■ Set problem
Exactly as written, please set down all of the entries again, with no pictures.

Entries from a visual dataset:
══════════
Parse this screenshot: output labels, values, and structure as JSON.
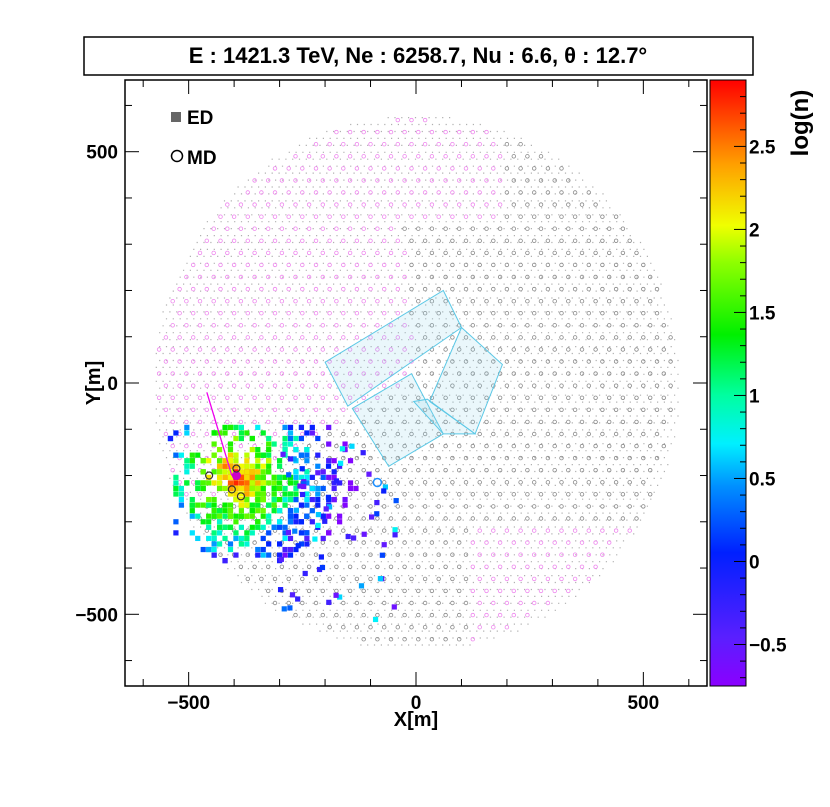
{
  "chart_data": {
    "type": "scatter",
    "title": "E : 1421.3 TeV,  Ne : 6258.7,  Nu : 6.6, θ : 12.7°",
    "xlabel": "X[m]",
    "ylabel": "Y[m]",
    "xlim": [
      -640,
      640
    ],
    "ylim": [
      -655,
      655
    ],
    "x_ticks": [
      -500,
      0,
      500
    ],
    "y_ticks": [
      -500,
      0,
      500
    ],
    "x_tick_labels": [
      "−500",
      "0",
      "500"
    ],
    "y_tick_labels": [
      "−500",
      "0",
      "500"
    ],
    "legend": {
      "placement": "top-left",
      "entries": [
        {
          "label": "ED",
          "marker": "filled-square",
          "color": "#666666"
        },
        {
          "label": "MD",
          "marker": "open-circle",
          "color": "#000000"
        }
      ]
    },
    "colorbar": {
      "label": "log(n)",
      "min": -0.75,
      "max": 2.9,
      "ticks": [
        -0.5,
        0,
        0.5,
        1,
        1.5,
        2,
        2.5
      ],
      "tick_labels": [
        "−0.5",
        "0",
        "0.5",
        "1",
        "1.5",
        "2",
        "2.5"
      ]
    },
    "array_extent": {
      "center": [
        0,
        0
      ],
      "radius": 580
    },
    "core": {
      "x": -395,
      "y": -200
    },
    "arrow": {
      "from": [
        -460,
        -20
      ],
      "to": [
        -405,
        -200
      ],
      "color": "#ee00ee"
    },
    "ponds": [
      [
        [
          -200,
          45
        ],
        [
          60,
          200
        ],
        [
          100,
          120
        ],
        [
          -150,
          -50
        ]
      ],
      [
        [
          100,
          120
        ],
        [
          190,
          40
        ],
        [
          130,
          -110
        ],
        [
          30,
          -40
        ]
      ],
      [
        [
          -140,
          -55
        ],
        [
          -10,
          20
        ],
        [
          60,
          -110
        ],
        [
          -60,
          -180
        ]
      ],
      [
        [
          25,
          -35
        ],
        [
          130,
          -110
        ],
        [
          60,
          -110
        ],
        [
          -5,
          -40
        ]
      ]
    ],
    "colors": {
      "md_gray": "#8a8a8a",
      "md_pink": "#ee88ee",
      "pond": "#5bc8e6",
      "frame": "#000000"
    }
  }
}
══════════
■ Correct output
Parse this screenshot: output labels, values, and structure as JSON.
{
  "chart_data": {
    "type": "scatter",
    "title": "E : 1421.3 TeV,  Ne : 6258.7,  Nu : 6.6, θ : 12.7°",
    "xlabel": "X[m]",
    "ylabel": "Y[m]",
    "xlim": [
      -640,
      640
    ],
    "ylim": [
      -655,
      655
    ],
    "x_ticks": [
      -500,
      0,
      500
    ],
    "y_ticks": [
      -500,
      0,
      500
    ],
    "x_tick_labels": [
      "−500",
      "0",
      "500"
    ],
    "y_tick_labels": [
      "−500",
      "0",
      "500"
    ],
    "legend": {
      "placement": "top-left",
      "entries": [
        {
          "label": "ED",
          "marker": "filled-square",
          "color": "#666666"
        },
        {
          "label": "MD",
          "marker": "open-circle",
          "color": "#000000"
        }
      ]
    },
    "colorbar": {
      "label": "log(n)",
      "min": -0.75,
      "max": 2.9,
      "ticks": [
        -0.5,
        0,
        0.5,
        1,
        1.5,
        2,
        2.5
      ],
      "tick_labels": [
        "−0.5",
        "0",
        "0.5",
        "1",
        "1.5",
        "2",
        "2.5"
      ]
    },
    "array_extent": {
      "center": [
        0,
        0
      ],
      "radius": 580
    },
    "core": {
      "x": -395,
      "y": -200
    },
    "arrow": {
      "from": [
        -460,
        -20
      ],
      "to": [
        -405,
        -200
      ],
      "color": "#ee00ee"
    },
    "ponds": [
      [
        [
          -200,
          45
        ],
        [
          60,
          200
        ],
        [
          100,
          120
        ],
        [
          -150,
          -50
        ]
      ],
      [
        [
          100,
          120
        ],
        [
          190,
          40
        ],
        [
          130,
          -110
        ],
        [
          30,
          -40
        ]
      ],
      [
        [
          -140,
          -55
        ],
        [
          -10,
          20
        ],
        [
          60,
          -110
        ],
        [
          -60,
          -180
        ]
      ],
      [
        [
          25,
          -35
        ],
        [
          130,
          -110
        ],
        [
          60,
          -110
        ],
        [
          -5,
          -40
        ]
      ]
    ],
    "colors": {
      "md_gray": "#8a8a8a",
      "md_pink": "#ee88ee",
      "pond": "#5bc8e6",
      "frame": "#000000"
    }
  }
}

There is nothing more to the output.